[EXERCISE OBJECTIVE]:
In the customer-experience comments below, the comment that begins "Adam, you've hit the nail on the head" says that clearly knowing why the company is doing something matters for a CXM investment. Explain, in one to three sentences, why it gives this point.

[TEXT EXCERPT]:
--------

  2. Very thoughtful piece, Adam. Your post reminds me of the great line from evaluation expert Michael Quinn Patton in his book, Qualitative Evaluation Methods, “Any evaluation not worth doing, is not worth doing well.” Customers have stories to tell and we need to provide them many ways to tell their story–quantitative, qualitative, simple, anecdotal and through the microscope of many. Sometime a focused conversation with a group of front-line employees can yield more reliable insight into customers than the most sophisticated survey. Learning does not alway come in a statistically valid form that can neatly adorn a PowerPoint presentation.

    We all have our favorite way to gain customer intelligence. But, a keen grounding in the “why” helps ensure the “how’s” we use will gain the breadth and depth of customer intelligence that can guide how we operate–from the most accurate diagnosis we can gain.

  3. Adam, you’ve hit the nail on the head for the beginning of organizational adoption and accountability of a CXM investment. By clearly knowing why the company is doing something, the effort can be more clearly linked to corporate objectives, shared vision, business unit goals, and internal behaviors to support the success of the investment. It’s the first step toward achieving the company’s desired outcomes.
--------
(Stored items)
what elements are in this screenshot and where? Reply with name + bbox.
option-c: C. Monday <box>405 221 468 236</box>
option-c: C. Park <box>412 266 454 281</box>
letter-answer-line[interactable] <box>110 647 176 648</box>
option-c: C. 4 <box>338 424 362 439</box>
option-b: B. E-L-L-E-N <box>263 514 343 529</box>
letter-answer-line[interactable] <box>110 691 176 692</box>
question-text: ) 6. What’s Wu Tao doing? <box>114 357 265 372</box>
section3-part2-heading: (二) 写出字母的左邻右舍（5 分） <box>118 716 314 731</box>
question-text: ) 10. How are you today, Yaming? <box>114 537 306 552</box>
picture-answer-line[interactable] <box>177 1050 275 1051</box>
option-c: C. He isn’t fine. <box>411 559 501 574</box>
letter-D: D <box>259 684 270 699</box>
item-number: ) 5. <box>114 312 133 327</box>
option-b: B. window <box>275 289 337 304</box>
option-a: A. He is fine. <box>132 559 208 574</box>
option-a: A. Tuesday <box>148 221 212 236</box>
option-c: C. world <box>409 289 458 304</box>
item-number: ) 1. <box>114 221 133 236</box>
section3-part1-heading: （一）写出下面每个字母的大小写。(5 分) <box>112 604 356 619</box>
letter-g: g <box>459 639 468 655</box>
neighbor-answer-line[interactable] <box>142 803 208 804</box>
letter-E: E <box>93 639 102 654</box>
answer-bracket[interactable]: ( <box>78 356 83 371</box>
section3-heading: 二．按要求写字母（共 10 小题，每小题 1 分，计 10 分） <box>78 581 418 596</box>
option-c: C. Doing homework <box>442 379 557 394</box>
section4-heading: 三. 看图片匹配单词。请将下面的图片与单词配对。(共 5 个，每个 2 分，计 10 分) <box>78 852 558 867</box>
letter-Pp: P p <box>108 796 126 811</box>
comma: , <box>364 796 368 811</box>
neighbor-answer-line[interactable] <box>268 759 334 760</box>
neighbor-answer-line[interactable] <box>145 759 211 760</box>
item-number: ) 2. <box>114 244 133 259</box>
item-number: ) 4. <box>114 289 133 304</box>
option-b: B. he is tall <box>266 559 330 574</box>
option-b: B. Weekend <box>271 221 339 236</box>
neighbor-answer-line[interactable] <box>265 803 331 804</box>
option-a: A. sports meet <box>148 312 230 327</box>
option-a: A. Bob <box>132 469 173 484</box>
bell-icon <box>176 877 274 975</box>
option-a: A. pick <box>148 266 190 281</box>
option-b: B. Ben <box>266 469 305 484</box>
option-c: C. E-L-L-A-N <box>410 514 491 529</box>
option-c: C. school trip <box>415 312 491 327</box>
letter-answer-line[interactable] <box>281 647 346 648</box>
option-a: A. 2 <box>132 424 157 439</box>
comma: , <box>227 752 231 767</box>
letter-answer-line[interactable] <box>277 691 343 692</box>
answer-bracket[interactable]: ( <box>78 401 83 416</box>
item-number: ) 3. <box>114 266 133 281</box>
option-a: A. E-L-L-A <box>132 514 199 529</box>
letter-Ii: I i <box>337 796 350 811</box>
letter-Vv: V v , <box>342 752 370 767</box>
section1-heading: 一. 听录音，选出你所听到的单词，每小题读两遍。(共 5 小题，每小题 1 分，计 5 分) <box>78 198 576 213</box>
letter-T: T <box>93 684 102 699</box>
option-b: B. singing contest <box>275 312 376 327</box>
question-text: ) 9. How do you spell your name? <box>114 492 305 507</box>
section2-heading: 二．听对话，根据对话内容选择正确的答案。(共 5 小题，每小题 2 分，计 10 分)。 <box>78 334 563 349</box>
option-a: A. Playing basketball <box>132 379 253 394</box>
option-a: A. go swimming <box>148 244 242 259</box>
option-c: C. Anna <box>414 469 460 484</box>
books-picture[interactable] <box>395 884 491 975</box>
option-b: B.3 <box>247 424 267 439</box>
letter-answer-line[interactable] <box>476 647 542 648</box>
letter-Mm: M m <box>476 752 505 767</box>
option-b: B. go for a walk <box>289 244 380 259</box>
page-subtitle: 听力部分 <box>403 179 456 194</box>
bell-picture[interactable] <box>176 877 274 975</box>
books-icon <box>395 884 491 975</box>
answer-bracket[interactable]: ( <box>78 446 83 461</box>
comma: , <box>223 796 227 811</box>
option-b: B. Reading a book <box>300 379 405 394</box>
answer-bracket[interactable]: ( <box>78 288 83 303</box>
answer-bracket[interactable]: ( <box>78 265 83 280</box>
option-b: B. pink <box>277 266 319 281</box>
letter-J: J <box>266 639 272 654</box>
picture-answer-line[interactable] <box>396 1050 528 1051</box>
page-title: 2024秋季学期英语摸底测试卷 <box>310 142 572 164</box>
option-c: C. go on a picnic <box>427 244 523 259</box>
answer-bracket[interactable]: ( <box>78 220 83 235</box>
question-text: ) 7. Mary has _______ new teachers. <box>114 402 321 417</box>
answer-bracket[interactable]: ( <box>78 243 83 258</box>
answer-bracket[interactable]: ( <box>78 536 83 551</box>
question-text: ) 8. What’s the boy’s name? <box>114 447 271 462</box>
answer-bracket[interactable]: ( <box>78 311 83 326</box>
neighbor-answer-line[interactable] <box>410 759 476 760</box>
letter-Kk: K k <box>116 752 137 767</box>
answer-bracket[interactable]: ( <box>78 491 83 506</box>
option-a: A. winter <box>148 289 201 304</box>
--------
[ANSWER FOR THE TASK]:
When the company clearly knows why it is doing something, the effort can be more clearly linked to corporate objectives, shared vision, business unit goals, and internal behaviors that support the investment's success. The comment calls this the first step toward achieving the company's desired outcomes.